Stated exercise – Drop all images and give the records again exactly.

#### Entries shown ####

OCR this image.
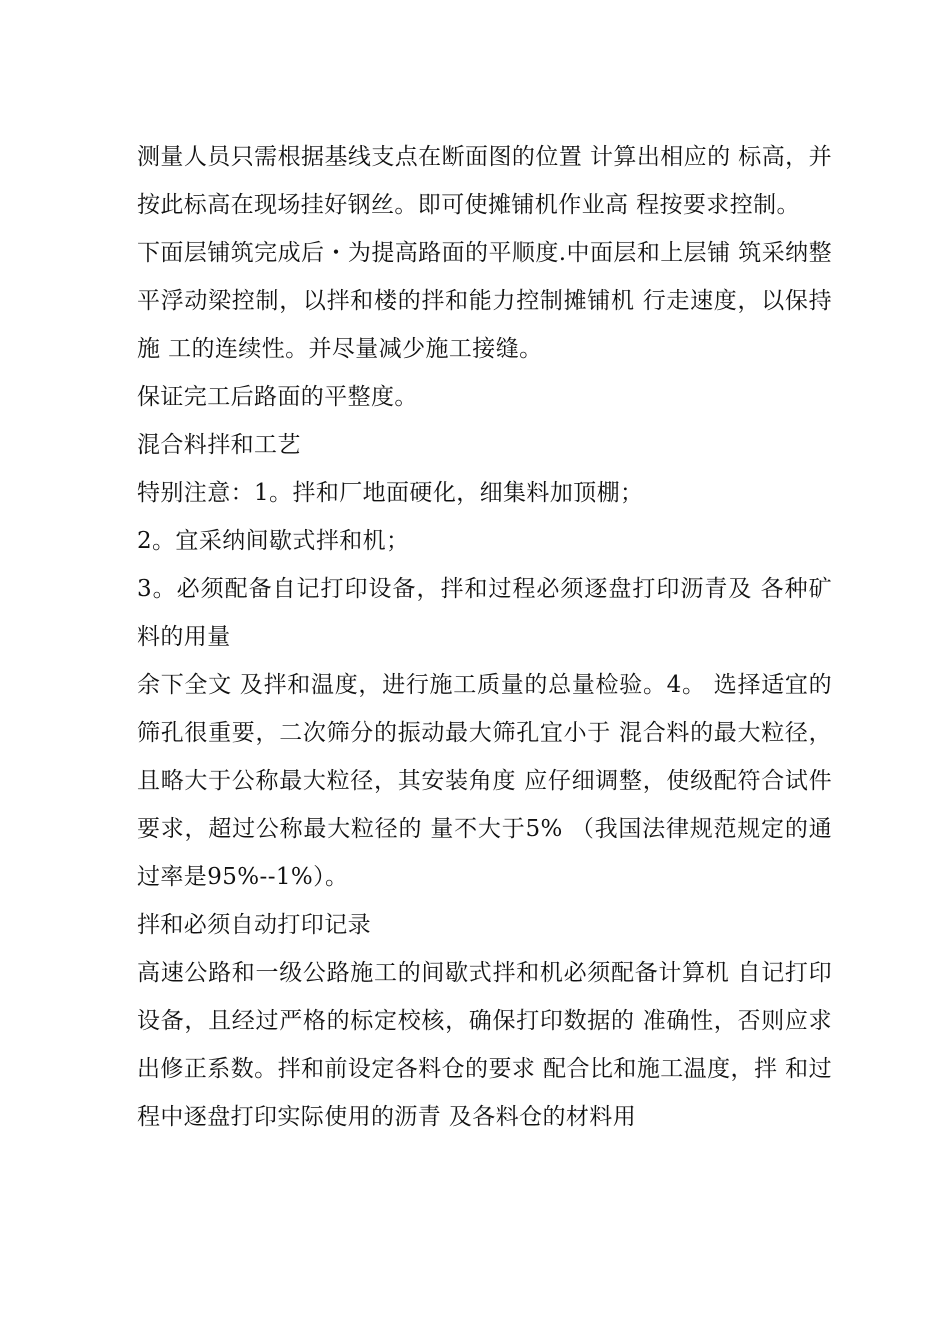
测量人员只需根据基线支点在断面图的位置 计算出相应的 标高，并按此标高在现场挂好钢丝。即可使摊铺机作业高 程按要求控制。

下面层铺筑完成后・为提高路面的平顺度.中面层和上层铺 筑采纳整平浮动梁控制，以拌和楼的拌和能力控制摊铺机 行走速度，以保持施 工的连续性。并尽量减少施工接缝。

保证完工后路面的平整度。

混合料拌和工艺

特别注意：1。拌和厂地面硬化，细集料加顶棚；

2。宜采纳间歇式拌和机；

3。必须配备自记打印设备，拌和过程必须逐盘打印沥青及 各种矿料的用量

余下全文 及拌和温度，进行施工质量的总量检验。4。 选择适宜的筛孔很重要，二次筛分的振动最大筛孔宜小于 混合料的最大粒径，且略大于公称最大粒径，其安装角度 应仔细调整，使级配符合试件要求，超过公称最大粒径的 量不大于5% （我国法律规范规定的通过率是95%--1%）。

拌和必须自动打印记录

高速公路和一级公路施工的间歇式拌和机必须配备计算机 自记打印设备，且经过严格的标定校核，确保打印数据的 准确性，否则应求出修正系数。拌和前设定各料仓的要求 配合比和施工温度，拌 和过程中逐盘打印实际使用的沥青 及各料仓的材料用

####

Expected answer –
OCR this image.
测量人员只需根据基线支点在断面图的位置 计算出相应的 标高，并按此标高在现场挂好钢丝。即可使摊铺机作业高 程按要求控制。

下面层铺筑完成后・为提高路面的平顺度.中面层和上层铺 筑采纳整平浮动梁控制，以拌和楼的拌和能力控制摊铺机 行走速度，以保持施 工的连续性。并尽量减少施工接缝。

保证完工后路面的平整度。

混合料拌和工艺

特别注意：1。拌和厂地面硬化，细集料加顶棚；

2。宜采纳间歇式拌和机；

3。必须配备自记打印设备，拌和过程必须逐盘打印沥青及 各种矿料的用量

余下全文 及拌和温度，进行施工质量的总量检验。4。 选择适宜的筛孔很重要，二次筛分的振动最大筛孔宜小于 混合料的最大粒径，且略大于公称最大粒径，其安装角度 应仔细调整，使级配符合试件要求，超过公称最大粒径的 量不大于5% （我国法律规范规定的通过率是95%--1%）。

拌和必须自动打印记录

高速公路和一级公路施工的间歇式拌和机必须配备计算机 自记打印设备，且经过严格的标定校核，确保打印数据的 准确性，否则应求出修正系数。拌和前设定各料仓的要求 配合比和施工温度，拌 和过程中逐盘打印实际使用的沥青 及各料仓的材料用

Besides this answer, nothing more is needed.